> Exercise: Output every line of the material exactly, omitting images.

> Stored data entries:

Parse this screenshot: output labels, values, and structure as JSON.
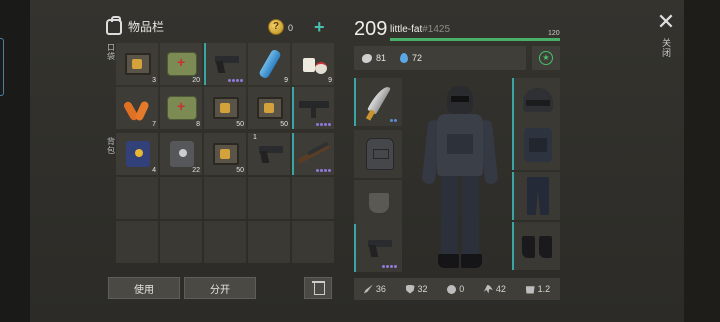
{
  "inventory": {
    "title": "物品栏",
    "coins": "0",
    "rows": [
      [
        {
          "icon": "book-icon",
          "qty": "3"
        },
        {
          "icon": "medkit-icon",
          "qty": "20"
        },
        {
          "icon": "pistol-icon",
          "qty": "",
          "dots": 4
        },
        {
          "icon": "water-bottle-icon",
          "qty": "9"
        },
        {
          "icon": "pills-icon",
          "qty": "9"
        }
      ],
      [
        {
          "icon": "carrot-icon",
          "qty": "7"
        },
        {
          "icon": "medkit-icon",
          "qty": "8"
        },
        {
          "icon": "book-icon",
          "qty": "50"
        },
        {
          "icon": "book-icon",
          "qty": "50"
        },
        {
          "icon": "smg-icon",
          "qty": "",
          "dots": 4
        }
      ]
    ],
    "backpack_rows": [
      [
        {
          "icon": "canned-food-icon",
          "qty": "4"
        },
        {
          "icon": "canned-food-icon",
          "qty": "22"
        },
        {
          "icon": "book-icon",
          "qty": "50"
        },
        {
          "icon": "pistol-icon",
          "qty": "",
          "top_num": "1"
        },
        {
          "icon": "shotgun-icon",
          "qty": "",
          "dots": 4
        }
      ]
    ],
    "pocket_label": "口袋",
    "backpack_label": "背包",
    "use_button": "使用",
    "split_button": "分开"
  },
  "character": {
    "level": "209",
    "name": "little-fat",
    "id": "#1425",
    "xp_max": "120",
    "xp_fraction": 1.0,
    "food": "81",
    "water": "72",
    "stats": {
      "attack": "36",
      "defense": "32",
      "toxic": "0",
      "speed": "42",
      "weight": "1.2"
    }
  },
  "close_label": "关闭",
  "colors": {
    "accent": "#3aa5a5",
    "xp": "#49b06a",
    "rarity_dots": "#8f7bd8"
  }
}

> Result of the exercise:
Parse this screenshot: output labels, values, and structure as JSON.
{
  "inventory": {
    "title": "物品栏",
    "coins": "0",
    "rows": [
      [
        {
          "icon": "book-icon",
          "qty": "3"
        },
        {
          "icon": "medkit-icon",
          "qty": "20"
        },
        {
          "icon": "pistol-icon",
          "qty": "",
          "dots": 4
        },
        {
          "icon": "water-bottle-icon",
          "qty": "9"
        },
        {
          "icon": "pills-icon",
          "qty": "9"
        }
      ],
      [
        {
          "icon": "carrot-icon",
          "qty": "7"
        },
        {
          "icon": "medkit-icon",
          "qty": "8"
        },
        {
          "icon": "book-icon",
          "qty": "50"
        },
        {
          "icon": "book-icon",
          "qty": "50"
        },
        {
          "icon": "smg-icon",
          "qty": "",
          "dots": 4
        }
      ]
    ],
    "backpack_rows": [
      [
        {
          "icon": "canned-food-icon",
          "qty": "4"
        },
        {
          "icon": "canned-food-icon",
          "qty": "22"
        },
        {
          "icon": "book-icon",
          "qty": "50"
        },
        {
          "icon": "pistol-icon",
          "qty": "",
          "top_num": "1"
        },
        {
          "icon": "shotgun-icon",
          "qty": "",
          "dots": 4
        }
      ]
    ],
    "pocket_label": "口袋",
    "backpack_label": "背包",
    "use_button": "使用",
    "split_button": "分开"
  },
  "character": {
    "level": "209",
    "name": "little-fat",
    "id": "#1425",
    "xp_max": "120",
    "xp_fraction": 1.0,
    "food": "81",
    "water": "72",
    "stats": {
      "attack": "36",
      "defense": "32",
      "toxic": "0",
      "speed": "42",
      "weight": "1.2"
    }
  },
  "close_label": "关闭",
  "colors": {
    "accent": "#3aa5a5",
    "xp": "#49b06a",
    "rarity_dots": "#8f7bd8"
  }
}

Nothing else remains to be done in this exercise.